● **Material to process**
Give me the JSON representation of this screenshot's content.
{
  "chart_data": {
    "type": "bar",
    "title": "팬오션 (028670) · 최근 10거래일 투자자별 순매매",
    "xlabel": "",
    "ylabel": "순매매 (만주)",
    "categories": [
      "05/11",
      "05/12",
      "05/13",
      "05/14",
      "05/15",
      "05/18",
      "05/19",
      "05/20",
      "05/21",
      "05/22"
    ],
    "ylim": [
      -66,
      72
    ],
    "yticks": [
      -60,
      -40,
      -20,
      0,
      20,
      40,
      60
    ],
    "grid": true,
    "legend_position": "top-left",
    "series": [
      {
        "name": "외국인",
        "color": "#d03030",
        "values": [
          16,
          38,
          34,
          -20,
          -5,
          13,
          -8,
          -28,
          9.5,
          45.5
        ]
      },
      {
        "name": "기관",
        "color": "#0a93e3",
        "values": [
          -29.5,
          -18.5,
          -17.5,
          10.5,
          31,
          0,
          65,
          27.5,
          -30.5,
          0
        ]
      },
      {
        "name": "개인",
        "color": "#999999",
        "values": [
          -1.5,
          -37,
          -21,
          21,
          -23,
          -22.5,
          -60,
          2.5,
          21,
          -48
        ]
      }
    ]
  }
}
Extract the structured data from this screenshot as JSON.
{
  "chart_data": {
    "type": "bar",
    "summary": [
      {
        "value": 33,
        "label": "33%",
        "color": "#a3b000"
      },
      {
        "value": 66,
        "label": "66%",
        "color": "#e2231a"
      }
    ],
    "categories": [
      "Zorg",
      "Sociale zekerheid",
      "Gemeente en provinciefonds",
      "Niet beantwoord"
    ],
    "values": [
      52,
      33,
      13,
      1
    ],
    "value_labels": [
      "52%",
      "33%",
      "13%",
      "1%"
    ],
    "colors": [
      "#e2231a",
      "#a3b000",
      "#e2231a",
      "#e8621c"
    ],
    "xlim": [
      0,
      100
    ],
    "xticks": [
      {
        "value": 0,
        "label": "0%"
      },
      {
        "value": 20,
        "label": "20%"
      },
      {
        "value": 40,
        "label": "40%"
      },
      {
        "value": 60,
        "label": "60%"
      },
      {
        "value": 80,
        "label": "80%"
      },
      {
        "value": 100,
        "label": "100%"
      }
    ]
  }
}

● **Directive**
Write out every line of the records exactly.

● **Expected output**
Give me the JSON representation of this screenshot's content.
{
  "chart_data": {
    "type": "bar",
    "title": "팬오션 (028670) · 최근 10거래일 투자자별 순매매",
    "xlabel": "",
    "ylabel": "순매매 (만주)",
    "categories": [
      "05/11",
      "05/12",
      "05/13",
      "05/14",
      "05/15",
      "05/18",
      "05/19",
      "05/20",
      "05/21",
      "05/22"
    ],
    "ylim": [
      -66,
      72
    ],
    "yticks": [
      -60,
      -40,
      -20,
      0,
      20,
      40,
      60
    ],
    "grid": true,
    "legend_position": "top-left",
    "series": [
      {
        "name": "외국인",
        "color": "#d03030",
        "values": [
          16,
          38,
          34,
          -20,
          -5,
          13,
          -8,
          -28,
          9.5,
          45.5
        ]
      },
      {
        "name": "기관",
        "color": "#0a93e3",
        "values": [
          -29.5,
          -18.5,
          -17.5,
          10.5,
          31,
          0,
          65,
          27.5,
          -30.5,
          0
        ]
      },
      {
        "name": "개인",
        "color": "#999999",
        "values": [
          -1.5,
          -37,
          -21,
          21,
          -23,
          -22.5,
          -60,
          2.5,
          21,
          -48
        ]
      }
    ]
  }
}
Extract the structured data from this screenshot as JSON.
{
  "chart_data": {
    "type": "bar",
    "summary": [
      {
        "value": 33,
        "label": "33%",
        "color": "#a3b000"
      },
      {
        "value": 66,
        "label": "66%",
        "color": "#e2231a"
      }
    ],
    "categories": [
      "Zorg",
      "Sociale zekerheid",
      "Gemeente en provinciefonds",
      "Niet beantwoord"
    ],
    "values": [
      52,
      33,
      13,
      1
    ],
    "value_labels": [
      "52%",
      "33%",
      "13%",
      "1%"
    ],
    "colors": [
      "#e2231a",
      "#a3b000",
      "#e2231a",
      "#e8621c"
    ],
    "xlim": [
      0,
      100
    ],
    "xticks": [
      {
        "value": 0,
        "label": "0%"
      },
      {
        "value": 20,
        "label": "20%"
      },
      {
        "value": 40,
        "label": "40%"
      },
      {
        "value": 60,
        "label": "60%"
      },
      {
        "value": 80,
        "label": "80%"
      },
      {
        "value": 100,
        "label": "100%"
      }
    ]
  }
}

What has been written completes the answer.